__EXERCISE__
Write out all the entries word for word, but skip any images.

--- Start GIVEN DATA ---

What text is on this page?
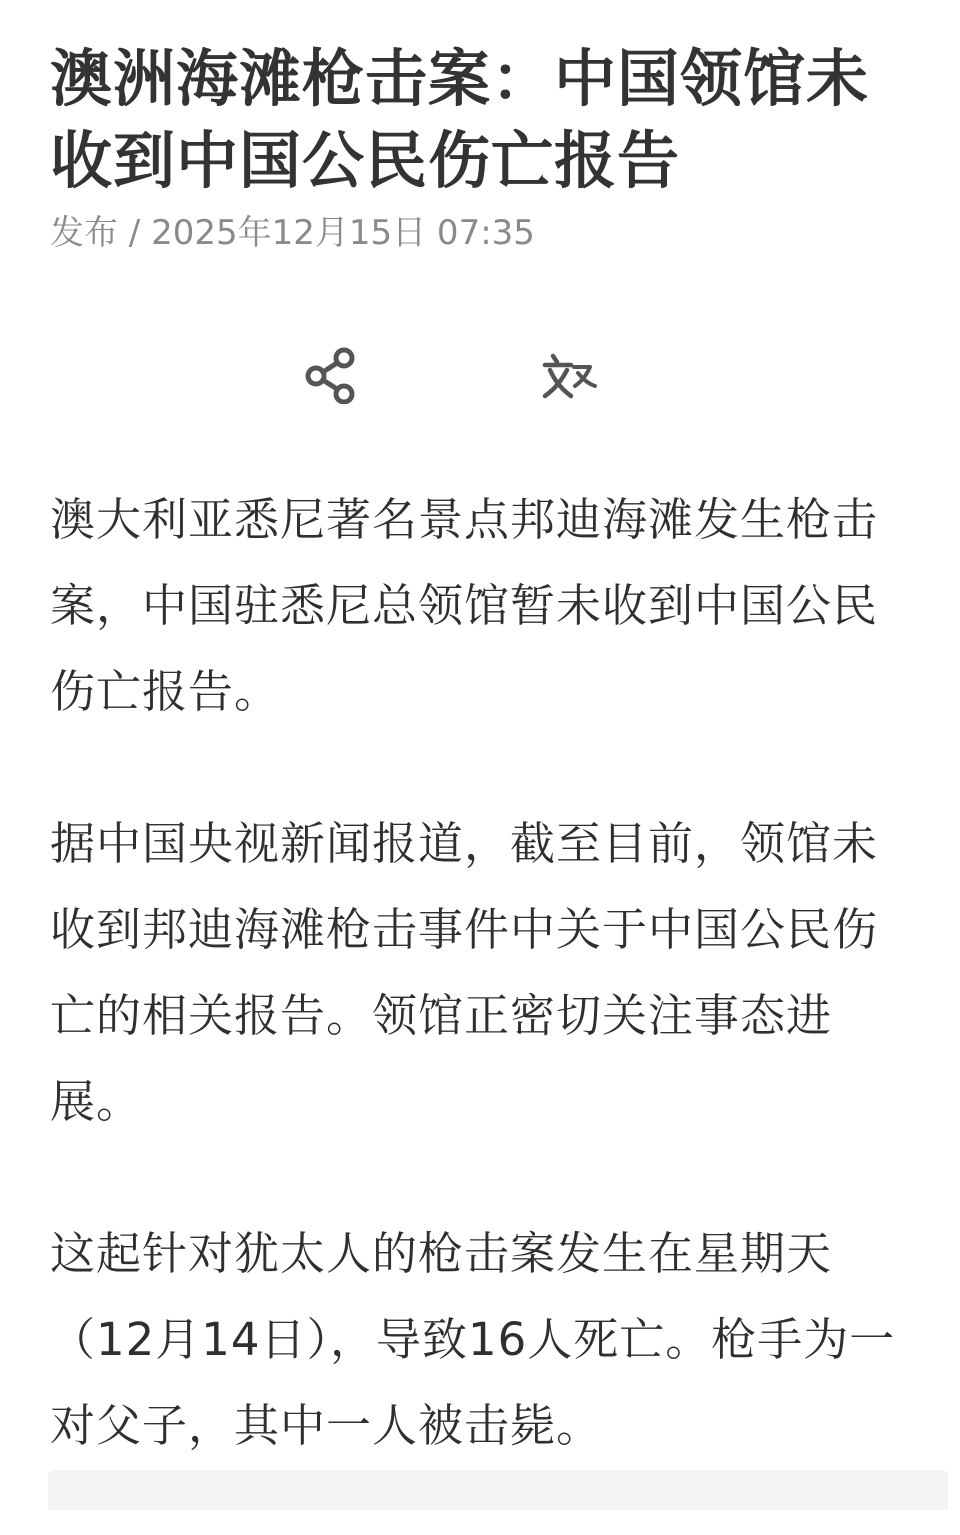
澳洲海滩枪击案：中国领馆未收到中国公民伤亡报告
发布 / 2025年12月15日 07:35

澳大利亚悉尼著名景点邦迪海滩发生枪击案，中国驻悉尼总领馆暂未收到中国公民伤亡报告。

据中国央视新闻报道，截至目前，领馆未收到邦迪海滩枪击事件中关于中国公民伤亡的相关报告。领馆正密切关注事态进展。

这起针对犹太人的枪击案发生在星期天（12月14日），导致16人死亡。枪手为一对父子，其中一人被击毙。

--- End GIVEN DATA ---

__ANSWER TO THE EXERCISE__
What text is on this page?
澳洲海滩枪击案：中国领馆未收到中国公民伤亡报告
发布 / 2025年12月15日 07:35

澳大利亚悉尼著名景点邦迪海滩发生枪击案，中国驻悉尼总领馆暂未收到中国公民伤亡报告。

据中国央视新闻报道，截至目前，领馆未收到邦迪海滩枪击事件中关于中国公民伤亡的相关报告。领馆正密切关注事态进展。

这起针对犹太人的枪击案发生在星期天（12月14日），导致16人死亡。枪手为一对父子，其中一人被击毙。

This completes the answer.